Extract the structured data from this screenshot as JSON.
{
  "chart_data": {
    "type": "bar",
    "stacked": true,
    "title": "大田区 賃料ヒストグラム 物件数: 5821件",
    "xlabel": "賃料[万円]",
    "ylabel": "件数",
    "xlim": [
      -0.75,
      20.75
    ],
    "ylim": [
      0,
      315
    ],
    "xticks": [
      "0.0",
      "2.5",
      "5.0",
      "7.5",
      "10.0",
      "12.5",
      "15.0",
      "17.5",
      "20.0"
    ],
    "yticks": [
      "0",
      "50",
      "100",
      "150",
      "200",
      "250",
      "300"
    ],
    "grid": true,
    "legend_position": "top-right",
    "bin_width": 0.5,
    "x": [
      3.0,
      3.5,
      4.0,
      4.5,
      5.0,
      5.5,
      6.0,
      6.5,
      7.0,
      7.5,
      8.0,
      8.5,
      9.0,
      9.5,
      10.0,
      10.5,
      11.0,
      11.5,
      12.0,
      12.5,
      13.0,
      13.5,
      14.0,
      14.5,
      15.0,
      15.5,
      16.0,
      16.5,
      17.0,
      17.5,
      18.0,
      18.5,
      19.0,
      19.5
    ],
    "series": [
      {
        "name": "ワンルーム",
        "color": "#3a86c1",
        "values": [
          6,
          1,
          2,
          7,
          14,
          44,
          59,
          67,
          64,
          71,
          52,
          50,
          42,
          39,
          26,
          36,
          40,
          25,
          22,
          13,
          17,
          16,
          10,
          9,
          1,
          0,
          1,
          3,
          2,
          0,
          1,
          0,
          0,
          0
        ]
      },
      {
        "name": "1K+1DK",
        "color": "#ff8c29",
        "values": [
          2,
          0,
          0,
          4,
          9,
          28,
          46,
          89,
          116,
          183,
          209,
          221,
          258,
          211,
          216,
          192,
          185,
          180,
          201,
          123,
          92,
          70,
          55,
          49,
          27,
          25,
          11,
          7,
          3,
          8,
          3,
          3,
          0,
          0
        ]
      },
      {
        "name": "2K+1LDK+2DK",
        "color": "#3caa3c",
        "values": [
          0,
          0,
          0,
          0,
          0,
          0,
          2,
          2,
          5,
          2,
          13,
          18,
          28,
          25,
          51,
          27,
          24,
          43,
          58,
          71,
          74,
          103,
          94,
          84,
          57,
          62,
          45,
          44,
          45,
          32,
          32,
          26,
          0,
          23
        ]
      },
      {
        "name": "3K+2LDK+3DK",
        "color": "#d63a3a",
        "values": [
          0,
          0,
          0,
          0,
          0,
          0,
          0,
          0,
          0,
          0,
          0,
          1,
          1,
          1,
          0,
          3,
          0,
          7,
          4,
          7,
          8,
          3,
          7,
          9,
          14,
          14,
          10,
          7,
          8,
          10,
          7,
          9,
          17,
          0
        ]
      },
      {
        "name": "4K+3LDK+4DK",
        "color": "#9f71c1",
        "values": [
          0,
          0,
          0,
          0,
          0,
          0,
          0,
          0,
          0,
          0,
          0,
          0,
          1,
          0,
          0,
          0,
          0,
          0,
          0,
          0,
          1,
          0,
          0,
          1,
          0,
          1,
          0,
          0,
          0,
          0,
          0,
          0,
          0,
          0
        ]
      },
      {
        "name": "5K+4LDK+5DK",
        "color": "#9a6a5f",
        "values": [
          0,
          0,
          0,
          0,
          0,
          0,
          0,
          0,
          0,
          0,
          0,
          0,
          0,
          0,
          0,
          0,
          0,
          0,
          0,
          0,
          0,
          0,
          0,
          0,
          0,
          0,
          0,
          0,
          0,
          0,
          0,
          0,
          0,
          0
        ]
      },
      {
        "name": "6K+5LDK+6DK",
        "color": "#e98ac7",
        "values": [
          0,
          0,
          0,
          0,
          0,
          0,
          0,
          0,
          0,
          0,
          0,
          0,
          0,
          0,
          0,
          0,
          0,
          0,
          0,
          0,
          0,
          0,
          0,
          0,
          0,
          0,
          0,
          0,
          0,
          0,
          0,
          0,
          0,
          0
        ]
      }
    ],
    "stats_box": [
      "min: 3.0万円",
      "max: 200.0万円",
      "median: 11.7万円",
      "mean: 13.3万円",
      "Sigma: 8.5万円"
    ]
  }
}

▸ WHAT YOU HAVE TO DO
From the listing above, copy every line that holds the string "color".

▸ THE COMPLETED TASK
        "color": "#3a86c1",
        "color": "#ff8c29",
        "color": "#3caa3c",
        "color": "#d63a3a",
        "color": "#9f71c1",
        "color": "#9a6a5f",
        "color": "#e98ac7",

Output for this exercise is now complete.